> **YOUR GOAL**
Write out each line from the data below that includes the word "Tensile".

[Dataset entries on figures]
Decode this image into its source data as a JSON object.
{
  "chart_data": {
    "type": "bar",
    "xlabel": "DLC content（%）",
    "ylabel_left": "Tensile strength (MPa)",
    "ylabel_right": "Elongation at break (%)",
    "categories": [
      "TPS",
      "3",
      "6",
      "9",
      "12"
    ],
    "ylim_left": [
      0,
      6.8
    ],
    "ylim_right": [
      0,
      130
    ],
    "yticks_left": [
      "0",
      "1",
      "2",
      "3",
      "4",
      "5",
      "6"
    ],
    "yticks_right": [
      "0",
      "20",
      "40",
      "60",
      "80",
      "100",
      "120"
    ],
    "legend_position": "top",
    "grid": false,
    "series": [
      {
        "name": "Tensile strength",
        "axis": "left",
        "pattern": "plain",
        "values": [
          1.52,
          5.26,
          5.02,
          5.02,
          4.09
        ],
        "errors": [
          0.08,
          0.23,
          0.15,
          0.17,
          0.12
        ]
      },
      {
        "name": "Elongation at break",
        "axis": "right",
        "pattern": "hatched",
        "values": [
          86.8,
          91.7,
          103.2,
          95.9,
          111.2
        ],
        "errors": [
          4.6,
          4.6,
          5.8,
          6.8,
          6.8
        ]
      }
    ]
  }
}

> **EXERCISE ANSWER**
    "ylabel_left": "Tensile strength (MPa)",
        "name": "Tensile strength",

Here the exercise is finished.